## EXERCISE REQUIREMENTS
All entries below need to be written out exactly, but without their pictures.

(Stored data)
## Start
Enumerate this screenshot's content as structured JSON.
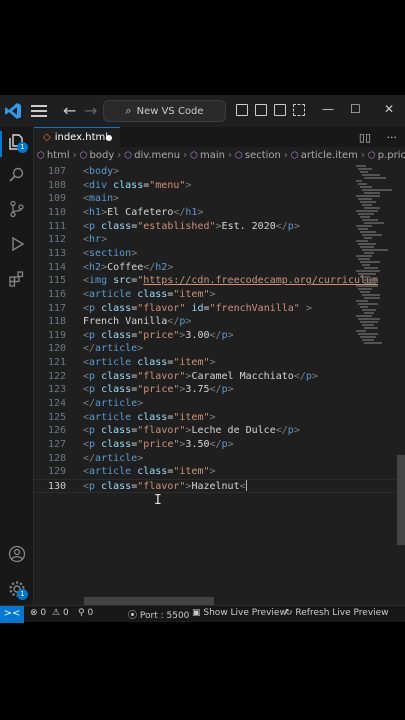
{
  "titlebar": {
    "logo": "vscode-logo",
    "back": "←",
    "forward": "→",
    "search_text": "New VS Code"
  },
  "window": {
    "minimize": "—",
    "maximize": "☐",
    "close": "✕"
  },
  "activity": {
    "explorer_badge": "1",
    "manage_badge": "1"
  },
  "tab": {
    "label": "index.html"
  },
  "breadcrumb": [
    "html",
    "body",
    "div.menu",
    "main",
    "section",
    "article.item",
    "p.price"
  ],
  "editor": {
    "lines": [
      {
        "n": "107",
        "indent": "",
        "html": "<body>"
      },
      {
        "n": "108",
        "indent": "",
        "html": "<div class=\"menu\">"
      },
      {
        "n": "109",
        "indent": "",
        "html": "<main>"
      },
      {
        "n": "110",
        "indent": "",
        "html": "<h1>El Cafetero</h1>"
      },
      {
        "n": "111",
        "indent": "",
        "html": "<p class=\"established\">Est. 2020</p>"
      },
      {
        "n": "112",
        "indent": "",
        "html": "<hr>"
      },
      {
        "n": "113",
        "indent": "",
        "html": "<section>"
      },
      {
        "n": "114",
        "indent": "",
        "html": "<h2>Coffee</h2>"
      },
      {
        "n": "115",
        "indent": "",
        "html": "<img src=\"https://cdn.freecodecamp.org/curriculum"
      },
      {
        "n": "116",
        "indent": "",
        "html": "<article class=\"item\">"
      },
      {
        "n": "117",
        "indent": "",
        "html": "<p class=\"flavor\" id=\"frenchVanilla\" >"
      },
      {
        "n": "118",
        "indent": "",
        "html": "French Vanilla</p>"
      },
      {
        "n": "119",
        "indent": "",
        "html": "<p class=\"price\">3.00</p>"
      },
      {
        "n": "120",
        "indent": "",
        "html": "</article>"
      },
      {
        "n": "121",
        "indent": "",
        "html": "<article class=\"item\">"
      },
      {
        "n": "122",
        "indent": "",
        "html": "<p class=\"flavor\">Caramel Macchiato</p>"
      },
      {
        "n": "123",
        "indent": "",
        "html": "<p class=\"price\">3.75</p>"
      },
      {
        "n": "124",
        "indent": "",
        "html": "</article>"
      },
      {
        "n": "125",
        "indent": "",
        "html": "<article class=\"item\">"
      },
      {
        "n": "126",
        "indent": "",
        "html": "<p class=\"flavor\">Leche de Dulce</p>"
      },
      {
        "n": "127",
        "indent": "",
        "html": "<p class=\"price\">3.50</p>"
      },
      {
        "n": "128",
        "indent": "",
        "html": "</article>"
      },
      {
        "n": "129",
        "indent": "",
        "html": "<article class=\"item\">"
      },
      {
        "n": "130",
        "indent": "",
        "html": "<p class=\"flavor\">Hazelnut<"
      }
    ],
    "current_line": "130"
  },
  "status": {
    "remote": "><",
    "errors": "0",
    "warnings": "0",
    "ports": "0",
    "port": "Port : 5500",
    "show_preview": "Show Live Preview",
    "refresh_preview": "Refresh Live Preview"
  }
}
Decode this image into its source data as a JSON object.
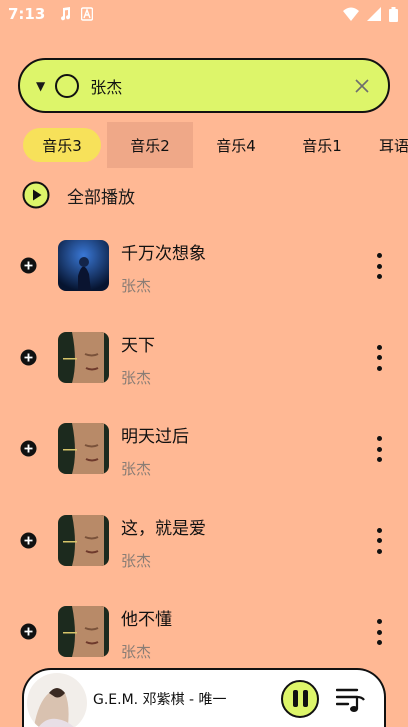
{
  "status_bar": {
    "time": "7:13",
    "icons_left": [
      "music-note-icon",
      "font-a-icon"
    ],
    "icons_right": [
      "wifi-icon",
      "signal-icon",
      "battery-icon"
    ]
  },
  "search": {
    "value": "张杰",
    "placeholder": ""
  },
  "tabs": [
    {
      "label": "音乐3"
    },
    {
      "label": "音乐2"
    },
    {
      "label": "音乐4"
    },
    {
      "label": "音乐1"
    },
    {
      "label": "耳语"
    }
  ],
  "play_all": {
    "label": "全部播放"
  },
  "songs": [
    {
      "title": "千万次想象",
      "artist": "张杰"
    },
    {
      "title": "天下",
      "artist": "张杰"
    },
    {
      "title": "明天过后",
      "artist": "张杰"
    },
    {
      "title": "这，就是爱",
      "artist": "张杰"
    },
    {
      "title": "他不懂",
      "artist": "张杰"
    }
  ],
  "player": {
    "track": "G.E.M. 邓紫棋 - 唯一",
    "playing": true
  },
  "colors": {
    "background": "#FFB894",
    "accent_green": "#DDF56A",
    "accent_yellow": "#F7E15A",
    "tab_highlight": "#EFA888"
  }
}
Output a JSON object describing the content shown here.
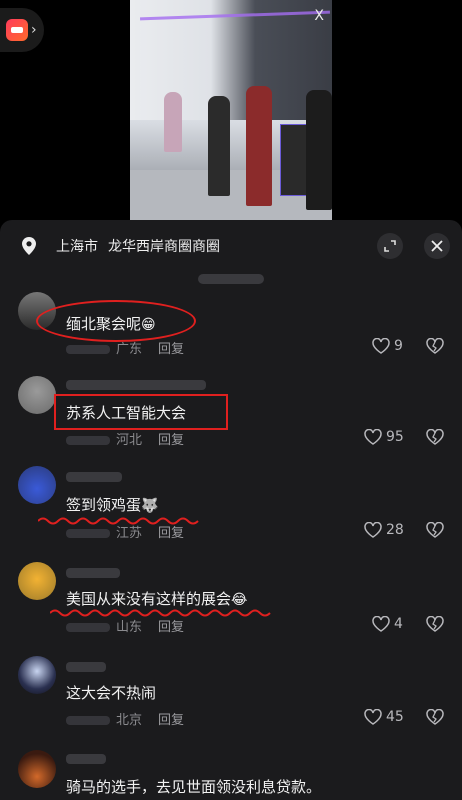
{
  "location": {
    "city": "上海市",
    "place": "龙华西岸商圈商圈"
  },
  "comments": [
    {
      "text": "缅北聚会呢",
      "emoji": "😁",
      "region": "广东",
      "reply": "回复",
      "likes": "9"
    },
    {
      "text": "苏系人工智能大会",
      "emoji": "",
      "region": "河北",
      "reply": "回复",
      "likes": "95"
    },
    {
      "text": "签到领鸡蛋",
      "emoji": "🐺",
      "region": "江苏",
      "reply": "回复",
      "likes": "28"
    },
    {
      "text": "美国从来没有这样的展会",
      "emoji": "😂",
      "region": "山东",
      "reply": "回复",
      "likes": "4"
    },
    {
      "text": "这大会不热闹",
      "emoji": "",
      "region": "北京",
      "reply": "回复",
      "likes": "45"
    },
    {
      "text": "骑马的选手，去见世面领没利息贷款。",
      "emoji": "",
      "region": "",
      "reply": "",
      "likes": ""
    }
  ],
  "video": {
    "booth_logo": "X"
  },
  "colors": {
    "annotation_red": "#e0201f",
    "sheet_bg": "#1b1b1d",
    "app_icon": "#ff3b5c"
  },
  "icons": {
    "location": "location-pin-icon",
    "expand": "expand-icon",
    "close": "close-icon",
    "like": "heart-icon",
    "dislike": "broken-heart-icon"
  }
}
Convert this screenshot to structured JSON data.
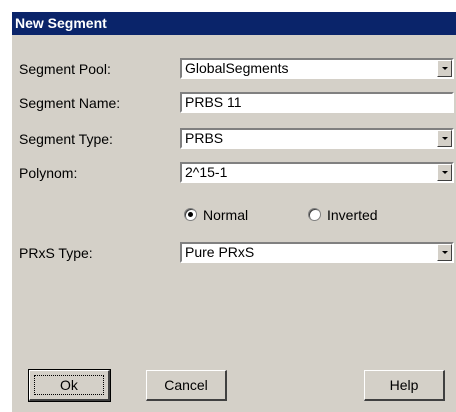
{
  "dialog": {
    "title": "New Segment"
  },
  "fields": {
    "segment_pool": {
      "label": "Segment Pool:",
      "value": "GlobalSegments"
    },
    "segment_name": {
      "label": "Segment Name:",
      "value": "PRBS 11"
    },
    "segment_type": {
      "label": "Segment Type:",
      "value": "PRBS"
    },
    "polynom": {
      "label": "Polynom:",
      "value": "2^15-1"
    },
    "prxs_type": {
      "label": "PRxS Type:",
      "value": "Pure PRxS"
    }
  },
  "polarity": {
    "options": [
      {
        "label": "Normal",
        "selected": true
      },
      {
        "label": "Inverted",
        "selected": false
      }
    ]
  },
  "buttons": {
    "ok": "Ok",
    "cancel": "Cancel",
    "help": "Help"
  },
  "colors": {
    "title_bar": "#0a246a",
    "face": "#d4d0c8",
    "field": "#ffffff"
  }
}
## End
## ANSWER FOR THE TASK
Enumerate this screenshot's content as structured JSON.
{
  "titlebar": {
    "logo": "vscode-logo",
    "back": "←",
    "forward": "→",
    "search_text": "New VS Code"
  },
  "window": {
    "minimize": "—",
    "maximize": "☐",
    "close": "✕"
  },
  "activity": {
    "explorer_badge": "1",
    "manage_badge": "1"
  },
  "tab": {
    "label": "index.html"
  },
  "breadcrumb": [
    "html",
    "body",
    "div.menu",
    "main",
    "section",
    "article.item",
    "p.price"
  ],
  "editor": {
    "lines": [
      {
        "n": "107",
        "indent": "",
        "html": "<body>"
      },
      {
        "n": "108",
        "indent": "",
        "html": "<div class=\"menu\">"
      },
      {
        "n": "109",
        "indent": "",
        "html": "<main>"
      },
      {
        "n": "110",
        "indent": "",
        "html": "<h1>El Cafetero</h1>"
      },
      {
        "n": "111",
        "indent": "",
        "html": "<p class=\"established\">Est. 2020</p>"
      },
      {
        "n": "112",
        "indent": "",
        "html": "<hr>"
      },
      {
        "n": "113",
        "indent": "",
        "html": "<section>"
      },
      {
        "n": "114",
        "indent": "",
        "html": "<h2>Coffee</h2>"
      },
      {
        "n": "115",
        "indent": "",
        "html": "<img src=\"https://cdn.freecodecamp.org/curriculum"
      },
      {
        "n": "116",
        "indent": "",
        "html": "<article class=\"item\">"
      },
      {
        "n": "117",
        "indent": "",
        "html": "<p class=\"flavor\" id=\"frenchVanilla\" >"
      },
      {
        "n": "118",
        "indent": "",
        "html": "French Vanilla</p>"
      },
      {
        "n": "119",
        "indent": "",
        "html": "<p class=\"price\">3.00</p>"
      },
      {
        "n": "120",
        "indent": "",
        "html": "</article>"
      },
      {
        "n": "121",
        "indent": "",
        "html": "<article class=\"item\">"
      },
      {
        "n": "122",
        "indent": "",
        "html": "<p class=\"flavor\">Caramel Macchiato</p>"
      },
      {
        "n": "123",
        "indent": "",
        "html": "<p class=\"price\">3.75</p>"
      },
      {
        "n": "124",
        "indent": "",
        "html": "</article>"
      },
      {
        "n": "125",
        "indent": "",
        "html": "<article class=\"item\">"
      },
      {
        "n": "126",
        "indent": "",
        "html": "<p class=\"flavor\">Leche de Dulce</p>"
      },
      {
        "n": "127",
        "indent": "",
        "html": "<p class=\"price\">3.50</p>"
      },
      {
        "n": "128",
        "indent": "",
        "html": "</article>"
      },
      {
        "n": "129",
        "indent": "",
        "html": "<article class=\"item\">"
      },
      {
        "n": "130",
        "indent": "",
        "html": "<p class=\"flavor\">Hazelnut<"
      }
    ],
    "current_line": "130"
  },
  "status": {
    "remote": "><",
    "errors": "0",
    "warnings": "0",
    "ports": "0",
    "port": "Port : 5500",
    "show_preview": "Show Live Preview",
    "refresh_preview": "Refresh Live Preview"
  }
}
Decode this image into its source data as a JSON object.
{
  "status_bar": {
    "time": "7:13",
    "icons_left": [
      "music-note-icon",
      "font-a-icon"
    ],
    "icons_right": [
      "wifi-icon",
      "signal-icon",
      "battery-icon"
    ]
  },
  "search": {
    "value": "张杰",
    "placeholder": ""
  },
  "tabs": [
    {
      "label": "音乐3"
    },
    {
      "label": "音乐2"
    },
    {
      "label": "音乐4"
    },
    {
      "label": "音乐1"
    },
    {
      "label": "耳语"
    }
  ],
  "play_all": {
    "label": "全部播放"
  },
  "songs": [
    {
      "title": "千万次想象",
      "artist": "张杰"
    },
    {
      "title": "天下",
      "artist": "张杰"
    },
    {
      "title": "明天过后",
      "artist": "张杰"
    },
    {
      "title": "这，就是爱",
      "artist": "张杰"
    },
    {
      "title": "他不懂",
      "artist": "张杰"
    }
  ],
  "player": {
    "track": "G.E.M. 邓紫棋 - 唯一",
    "playing": true
  },
  "colors": {
    "background": "#FFB894",
    "accent_green": "#DDF56A",
    "accent_yellow": "#F7E15A",
    "tab_highlight": "#EFA888"
  }
}
Output a JSON object describing the content shown here.
{
  "location": {
    "city": "上海市",
    "place": "龙华西岸商圈商圈"
  },
  "comments": [
    {
      "text": "缅北聚会呢",
      "emoji": "😁",
      "region": "广东",
      "reply": "回复",
      "likes": "9"
    },
    {
      "text": "苏系人工智能大会",
      "emoji": "",
      "region": "河北",
      "reply": "回复",
      "likes": "95"
    },
    {
      "text": "签到领鸡蛋",
      "emoji": "🐺",
      "region": "江苏",
      "reply": "回复",
      "likes": "28"
    },
    {
      "text": "美国从来没有这样的展会",
      "emoji": "😂",
      "region": "山东",
      "reply": "回复",
      "likes": "4"
    },
    {
      "text": "这大会不热闹",
      "emoji": "",
      "region": "北京",
      "reply": "回复",
      "likes": "45"
    },
    {
      "text": "骑马的选手，去见世面领没利息贷款。",
      "emoji": "",
      "region": "",
      "reply": "",
      "likes": ""
    }
  ],
  "video": {
    "booth_logo": "X"
  },
  "colors": {
    "annotation_red": "#e0201f",
    "sheet_bg": "#1b1b1d",
    "app_icon": "#ff3b5c"
  },
  "icons": {
    "location": "location-pin-icon",
    "expand": "expand-icon",
    "close": "close-icon",
    "like": "heart-icon",
    "dislike": "broken-heart-icon"
  }
}
Convert this screenshot to structured JSON data.
{
  "dialog": {
    "title": "New Segment"
  },
  "fields": {
    "segment_pool": {
      "label": "Segment Pool:",
      "value": "GlobalSegments"
    },
    "segment_name": {
      "label": "Segment Name:",
      "value": "PRBS 11"
    },
    "segment_type": {
      "label": "Segment Type:",
      "value": "PRBS"
    },
    "polynom": {
      "label": "Polynom:",
      "value": "2^15-1"
    },
    "prxs_type": {
      "label": "PRxS Type:",
      "value": "Pure PRxS"
    }
  },
  "polarity": {
    "options": [
      {
        "label": "Normal",
        "selected": true
      },
      {
        "label": "Inverted",
        "selected": false
      }
    ]
  },
  "buttons": {
    "ok": "Ok",
    "cancel": "Cancel",
    "help": "Help"
  },
  "colors": {
    "title_bar": "#0a246a",
    "face": "#d4d0c8",
    "field": "#ffffff"
  }
}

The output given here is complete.